THE EXERCISE ▸
Retype each record below word for word. Leave the pictures out.

EXTRACTED DATA ▸
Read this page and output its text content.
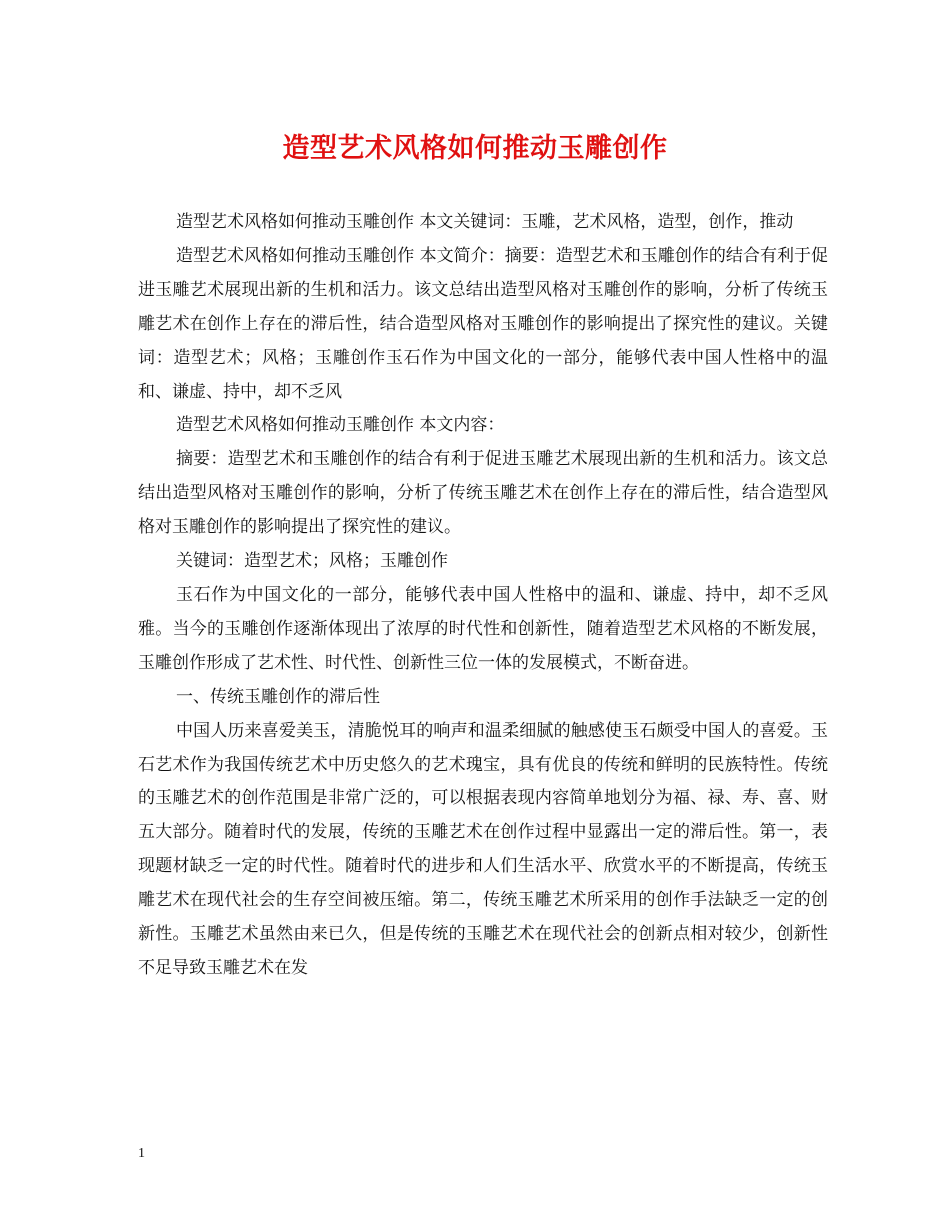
造型艺术风格如何推动玉雕创作

造型艺术风格如何推动玉雕创作 本文关键词：玉雕，艺术风格，造型，创作，推动

造型艺术风格如何推动玉雕创作 本文简介：摘要：造型艺术和玉雕创作的结合有利于促进玉雕艺术展现出新的生机和活力。该文总结出造型风格对玉雕创作的影响，分析了传统玉雕艺术在创作上存在的滞后性，结合造型风格对玉雕创作的影响提出了探究性的建议。关键词：造型艺术；风格；玉雕创作玉石作为中国文化的一部分，能够代表中国人性格中的温和、谦虚、持中，却不乏风

造型艺术风格如何推动玉雕创作 本文内容：

摘要：造型艺术和玉雕创作的结合有利于促进玉雕艺术展现出新的生机和活力。该文总结出造型风格对玉雕创作的影响，分析了传统玉雕艺术在创作上存在的滞后性，结合造型风格对玉雕创作的影响提出了探究性的建议。

关键词：造型艺术；风格；玉雕创作

玉石作为中国文化的一部分，能够代表中国人性格中的温和、谦虚、持中，却不乏风雅。当今的玉雕创作逐渐体现出了浓厚的时代性和创新性，随着造型艺术风格的不断发展，玉雕创作形成了艺术性、时代性、创新性三位一体的发展模式，不断奋进。

一、传统玉雕创作的滞后性

中国人历来喜爱美玉，清脆悦耳的响声和温柔细腻的触感使玉石颇受中国人的喜爱。玉石艺术作为我国传统艺术中历史悠久的艺术瑰宝，具有优良的传统和鲜明的民族特性。传统的玉雕艺术的创作范围是非常广泛的，可以根据表现内容简单地划分为福、禄、寿、喜、财五大部分。随着时代的发展，传统的玉雕艺术在创作过程中显露出一定的滞后性。第一，表现题材缺乏一定的时代性。随着时代的进步和人们生活水平、欣赏水平的不断提高，传统玉雕艺术在现代社会的生存空间被压缩。第二，传统玉雕艺术所采用的创作手法缺乏一定的创新性。玉雕艺术虽然由来已久，但是传统的玉雕艺术在现代社会的创新点相对较少，创新性不足导致玉雕艺术在发

1
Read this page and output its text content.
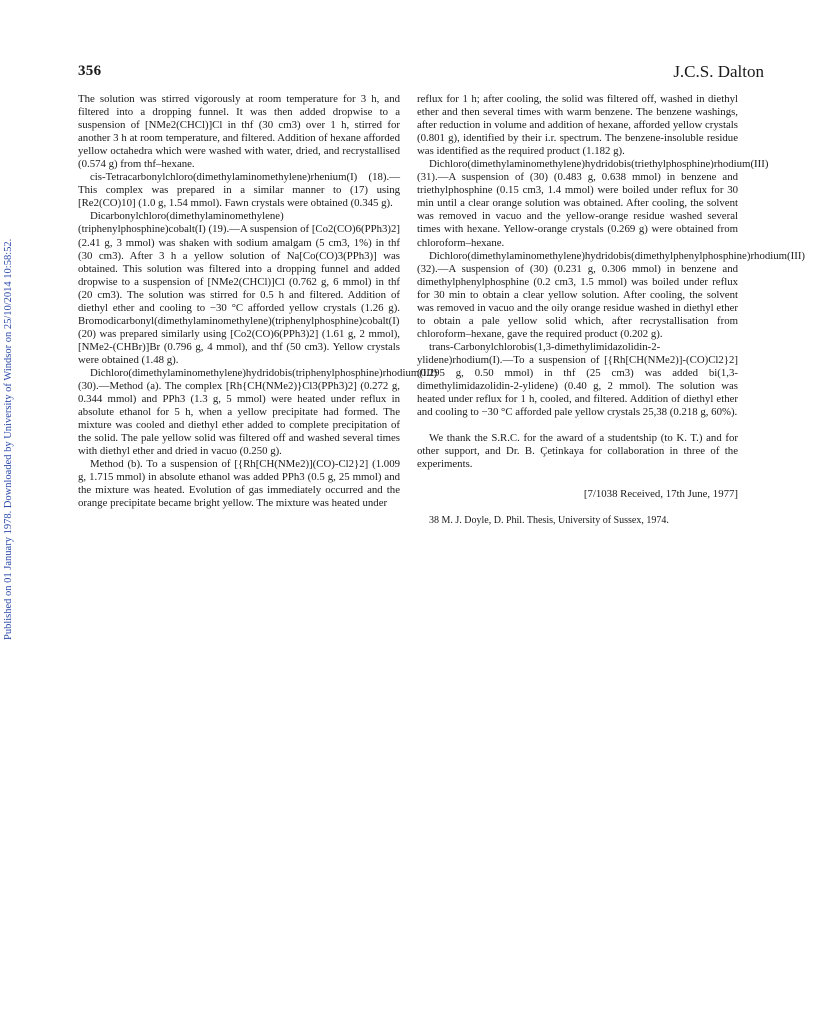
356	J.C.S. Dalton
Published on 01 January 1978. Downloaded by University of Windsor on 25/10/2014 10:58:52.

The solution was stirred vigorously at room temperature for 3 h, and filtered into a dropping funnel. It was then added dropwise to a suspension of [NMe2(CHCl)]Cl in thf (30 cm3) over 1 h, stirred for another 3 h at room temperature, and filtered. Addition of hexane afforded yellow octahedra which were washed with water, dried, and recrystallised (0.574 g) from thf–hexane.

cis-Tetracarbonylchloro(dimethylaminomethylene)rhenium(I) (18).—This complex was prepared in a similar manner to (17) using [Re2(CO)10] (1.0 g, 1.54 mmol). Fawn crystals were obtained (0.345 g).

Dicarbonylchloro(dimethylaminomethylene)(triphenylphosphine)cobalt(I) (19).—A suspension of [Co2(CO)6(PPh3)2] (2.41 g, 3 mmol) was shaken with sodium amalgam (5 cm3, 1%) in thf (30 cm3). After 3 h a yellow solution of Na[Co(CO)3(PPh3)] was obtained. This solution was filtered into a dropping funnel and added dropwise to a suspension of [NMe2(CHCl)]Cl (0.762 g, 6 mmol) in thf (20 cm3). The solution was stirred for 0.5 h and filtered. Addition of diethyl ether and cooling to −30 °C afforded yellow crystals (1.26 g). Bromodicarbonyl(dimethylaminomethylene)(triphenylphosphine)cobalt(I) (20) was prepared similarly using [Co2(CO)6(PPh3)2] (1.61 g, 2 mmol), [NMe2-(CHBr)]Br (0.796 g, 4 mmol), and thf (50 cm3). Yellow crystals were obtained (1.48 g).

Dichloro(dimethylaminomethylene)hydridobis(triphenylphosphine)rhodium(III) (30).—Method (a). The complex [Rh{CH(NMe2)}Cl3(PPh3)2] (0.272 g, 0.344 mmol) and PPh3 (1.3 g, 5 mmol) were heated under reflux in absolute ethanol for 5 h, when a yellow precipitate had formed. The mixture was cooled and diethyl ether added to complete precipitation of the solid. The pale yellow solid was filtered off and washed several times with diethyl ether and dried in vacuo (0.250 g).

Method (b). To a suspension of [{Rh[CH(NMe2)](CO)-Cl2}2] (1.009 g, 1.715 mmol) in absolute ethanol was added PPh3 (0.5 g, 25 mmol) and the mixture was heated. Evolution of gas immediately occurred and the orange precipitate became bright yellow. The mixture was heated under

reflux for 1 h; after cooling, the solid was filtered off, washed in diethyl ether and then several times with warm benzene. The benzene washings, after reduction in volume and addition of hexane, afforded yellow crystals (0.801 g), identified by their i.r. spectrum. The benzene-insoluble residue was identified as the required product (1.182 g).

Dichloro(dimethylaminomethylene)hydridobis(triethylphosphine)rhodium(III) (31).—A suspension of (30) (0.483 g, 0.638 mmol) in benzene and triethylphosphine (0.15 cm3, 1.4 mmol) were boiled under reflux for 30 min until a clear orange solution was obtained. After cooling, the solvent was removed in vacuo and the yellow-orange residue washed several times with hexane. Yellow-orange crystals (0.269 g) were obtained from chloroform–hexane.

Dichloro(dimethylaminomethylene)hydridobis(dimethylphenylphosphine)rhodium(III) (32).—A suspension of (30) (0.231 g, 0.306 mmol) in benzene and dimethylphenylphosphine (0.2 cm3, 1.5 mmol) was boiled under reflux for 30 min to obtain a clear yellow solution. After cooling, the solvent was removed in vacuo and the oily orange residue washed in diethyl ether to obtain a pale yellow solid which, after recrystallisation from chloroform–hexane, gave the required product (0.202 g).

trans-Carbonylchlorobis(1,3-dimethylimidazolidin-2-ylidene)rhodium(I).—To a suspension of [{Rh[CH(NMe2)]-(CO)Cl2}2] (0.295 g, 0.50 mmol) in thf (25 cm3) was added bi(1,3-dimethylimidazolidin-2-ylidene) (0.40 g, 2 mmol). The solution was heated under reflux for 1 h, cooled, and filtered. Addition of diethyl ether and cooling to −30 °C afforded pale yellow crystals 25,38 (0.218 g, 60%).

We thank the S.R.C. for the award of a studentship (to K. T.) and for other support, and Dr. B. Çetinkaya for collaboration in three of the experiments.

[7/1038 Received, 17th June, 1977]

38 M. J. Doyle, D. Phil. Thesis, University of Sussex, 1974.
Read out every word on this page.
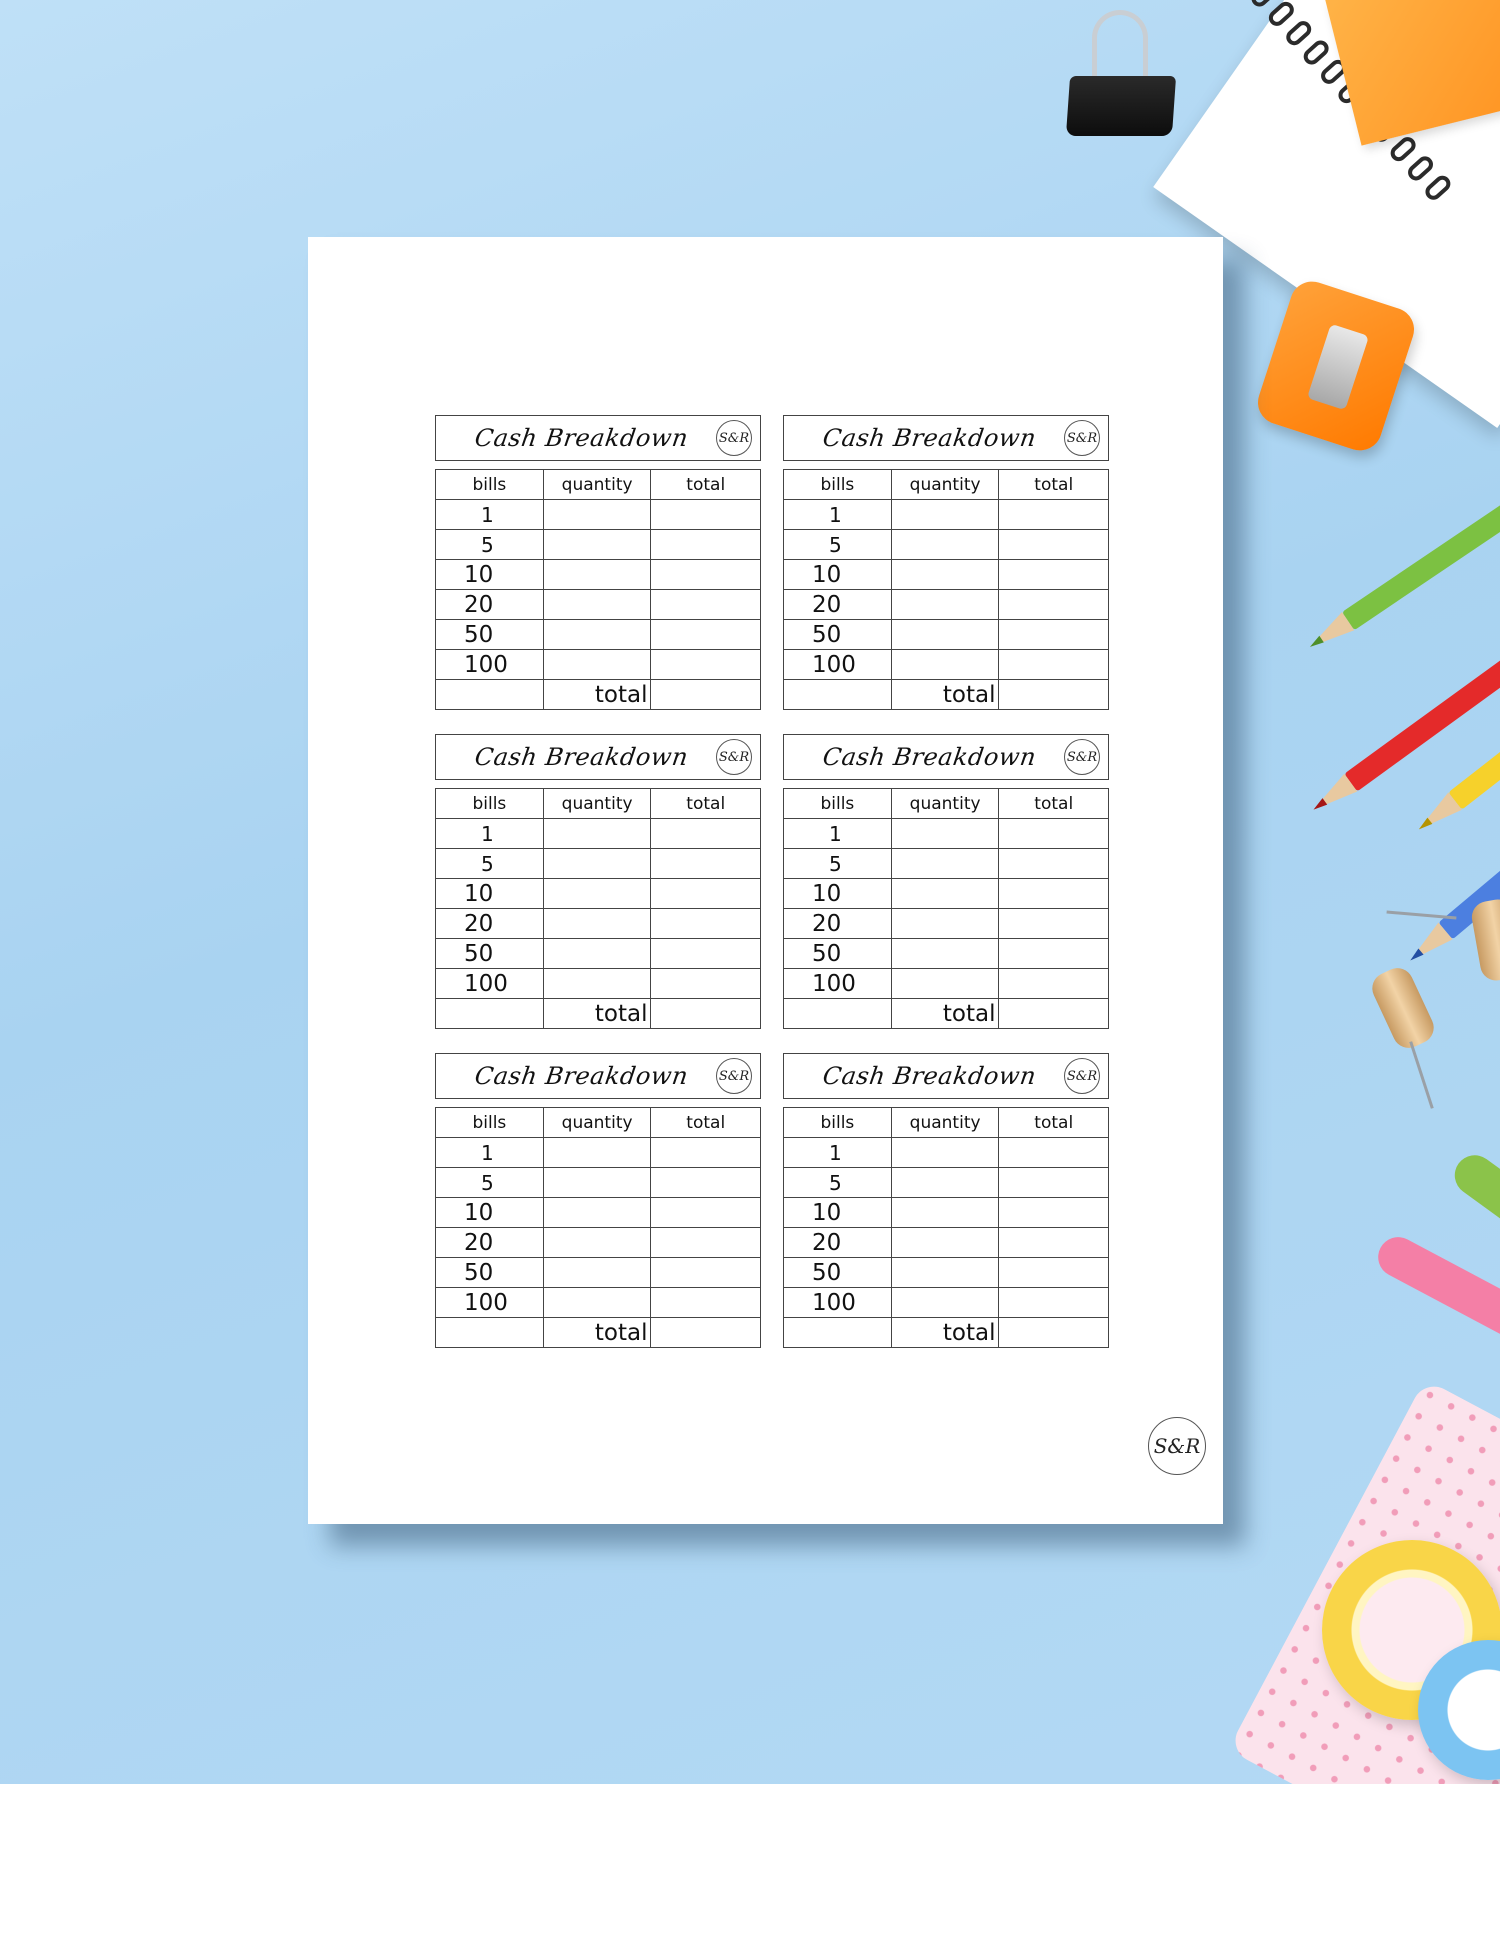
Cash Breakdown S&R
bills	quantity	total
1		
5		
10		
20		
50		
100		
	total	
Cash Breakdown S&R
bills	quantity	total
1		
5		
10		
20		
50		
100		
	total	
Cash Breakdown S&R
bills	quantity	total
1		
5		
10		
20		
50		
100		
	total	
Cash Breakdown S&R
bills	quantity	total
1		
5		
10		
20		
50		
100		
	total	
Cash Breakdown S&R
bills	quantity	total
1		
5		
10		
20		
50		
100		
	total	
Cash Breakdown S&R
bills	quantity	total
1		
5		
10		
20		
50		
100		
	total	
S&R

SOLUTION TO THE PROBLEM ▸
Read this page and output its text content.
造型艺术风格如何推动玉雕创作

造型艺术风格如何推动玉雕创作 本文关键词：玉雕，艺术风格，造型，创作，推动

造型艺术风格如何推动玉雕创作 本文简介：摘要：造型艺术和玉雕创作的结合有利于促进玉雕艺术展现出新的生机和活力。该文总结出造型风格对玉雕创作的影响，分析了传统玉雕艺术在创作上存在的滞后性，结合造型风格对玉雕创作的影响提出了探究性的建议。关键词：造型艺术；风格；玉雕创作玉石作为中国文化的一部分，能够代表中国人性格中的温和、谦虚、持中，却不乏风

造型艺术风格如何推动玉雕创作 本文内容：

摘要：造型艺术和玉雕创作的结合有利于促进玉雕艺术展现出新的生机和活力。该文总结出造型风格对玉雕创作的影响，分析了传统玉雕艺术在创作上存在的滞后性，结合造型风格对玉雕创作的影响提出了探究性的建议。

关键词：造型艺术；风格；玉雕创作

玉石作为中国文化的一部分，能够代表中国人性格中的温和、谦虚、持中，却不乏风雅。当今的玉雕创作逐渐体现出了浓厚的时代性和创新性，随着造型艺术风格的不断发展，玉雕创作形成了艺术性、时代性、创新性三位一体的发展模式，不断奋进。

一、传统玉雕创作的滞后性

中国人历来喜爱美玉，清脆悦耳的响声和温柔细腻的触感使玉石颇受中国人的喜爱。玉石艺术作为我国传统艺术中历史悠久的艺术瑰宝，具有优良的传统和鲜明的民族特性。传统的玉雕艺术的创作范围是非常广泛的，可以根据表现内容简单地划分为福、禄、寿、喜、财五大部分。随着时代的发展，传统的玉雕艺术在创作过程中显露出一定的滞后性。第一，表现题材缺乏一定的时代性。随着时代的进步和人们生活水平、欣赏水平的不断提高，传统玉雕艺术在现代社会的生存空间被压缩。第二，传统玉雕艺术所采用的创作手法缺乏一定的创新性。玉雕艺术虽然由来已久，但是传统的玉雕艺术在现代社会的创新点相对较少，创新性不足导致玉雕艺术在发

1
Read this page and output its text content.
356	J.C.S. Dalton
Published on 01 January 1978. Downloaded by University of Windsor on 25/10/2014 10:58:52.

The solution was stirred vigorously at room temperature for 3 h, and filtered into a dropping funnel. It was then added dropwise to a suspension of [NMe2(CHCl)]Cl in thf (30 cm3) over 1 h, stirred for another 3 h at room temperature, and filtered. Addition of hexane afforded yellow octahedra which were washed with water, dried, and recrystallised (0.574 g) from thf–hexane.

cis-Tetracarbonylchloro(dimethylaminomethylene)rhenium(I) (18).—This complex was prepared in a similar manner to (17) using [Re2(CO)10] (1.0 g, 1.54 mmol). Fawn crystals were obtained (0.345 g).

Dicarbonylchloro(dimethylaminomethylene)(triphenylphosphine)cobalt(I) (19).—A suspension of [Co2(CO)6(PPh3)2] (2.41 g, 3 mmol) was shaken with sodium amalgam (5 cm3, 1%) in thf (30 cm3). After 3 h a yellow solution of Na[Co(CO)3(PPh3)] was obtained. This solution was filtered into a dropping funnel and added dropwise to a suspension of [NMe2(CHCl)]Cl (0.762 g, 6 mmol) in thf (20 cm3). The solution was stirred for 0.5 h and filtered. Addition of diethyl ether and cooling to −30 °C afforded yellow crystals (1.26 g). Bromodicarbonyl(dimethylaminomethylene)(triphenylphosphine)cobalt(I) (20) was prepared similarly using [Co2(CO)6(PPh3)2] (1.61 g, 2 mmol), [NMe2-(CHBr)]Br (0.796 g, 4 mmol), and thf (50 cm3). Yellow crystals were obtained (1.48 g).

Dichloro(dimethylaminomethylene)hydridobis(triphenylphosphine)rhodium(III) (30).—Method (a). The complex [Rh{CH(NMe2)}Cl3(PPh3)2] (0.272 g, 0.344 mmol) and PPh3 (1.3 g, 5 mmol) were heated under reflux in absolute ethanol for 5 h, when a yellow precipitate had formed. The mixture was cooled and diethyl ether added to complete precipitation of the solid. The pale yellow solid was filtered off and washed several times with diethyl ether and dried in vacuo (0.250 g).

Method (b). To a suspension of [{Rh[CH(NMe2)](CO)-Cl2}2] (1.009 g, 1.715 mmol) in absolute ethanol was added PPh3 (0.5 g, 25 mmol) and the mixture was heated. Evolution of gas immediately occurred and the orange precipitate became bright yellow. The mixture was heated under

reflux for 1 h; after cooling, the solid was filtered off, washed in diethyl ether and then several times with warm benzene. The benzene washings, after reduction in volume and addition of hexane, afforded yellow crystals (0.801 g), identified by their i.r. spectrum. The benzene-insoluble residue was identified as the required product (1.182 g).

Dichloro(dimethylaminomethylene)hydridobis(triethylphosphine)rhodium(III) (31).—A suspension of (30) (0.483 g, 0.638 mmol) in benzene and triethylphosphine (0.15 cm3, 1.4 mmol) were boiled under reflux for 30 min until a clear orange solution was obtained. After cooling, the solvent was removed in vacuo and the yellow-orange residue washed several times with hexane. Yellow-orange crystals (0.269 g) were obtained from chloroform–hexane.

Dichloro(dimethylaminomethylene)hydridobis(dimethylphenylphosphine)rhodium(III) (32).—A suspension of (30) (0.231 g, 0.306 mmol) in benzene and dimethylphenylphosphine (0.2 cm3, 1.5 mmol) was boiled under reflux for 30 min to obtain a clear yellow solution. After cooling, the solvent was removed in vacuo and the oily orange residue washed in diethyl ether to obtain a pale yellow solid which, after recrystallisation from chloroform–hexane, gave the required product (0.202 g).

trans-Carbonylchlorobis(1,3-dimethylimidazolidin-2-ylidene)rhodium(I).—To a suspension of [{Rh[CH(NMe2)]-(CO)Cl2}2] (0.295 g, 0.50 mmol) in thf (25 cm3) was added bi(1,3-dimethylimidazolidin-2-ylidene) (0.40 g, 2 mmol). The solution was heated under reflux for 1 h, cooled, and filtered. Addition of diethyl ether and cooling to −30 °C afforded pale yellow crystals 25,38 (0.218 g, 60%).

We thank the S.R.C. for the award of a studentship (to K. T.) and for other support, and Dr. B. Çetinkaya for collaboration in three of the experiments.

[7/1038 Received, 17th June, 1977]

38 M. J. Doyle, D. Phil. Thesis, University of Sussex, 1974.
Read out every word on this page.
Cash Breakdown S&R
bills	quantity	total
1		
5		
10		
20		
50		
100		
	total	
Cash Breakdown S&R
bills	quantity	total
1		
5		
10		
20		
50		
100		
	total	
Cash Breakdown S&R
bills	quantity	total
1		
5		
10		
20		
50		
100		
	total	
Cash Breakdown S&R
bills	quantity	total
1		
5		
10		
20		
50		
100		
	total	
Cash Breakdown S&R
bills	quantity	total
1		
5		
10		
20		
50		
100		
	total	
Cash Breakdown S&R
bills	quantity	total
1		
5		
10		
20		
50		
100		
	total	
S&R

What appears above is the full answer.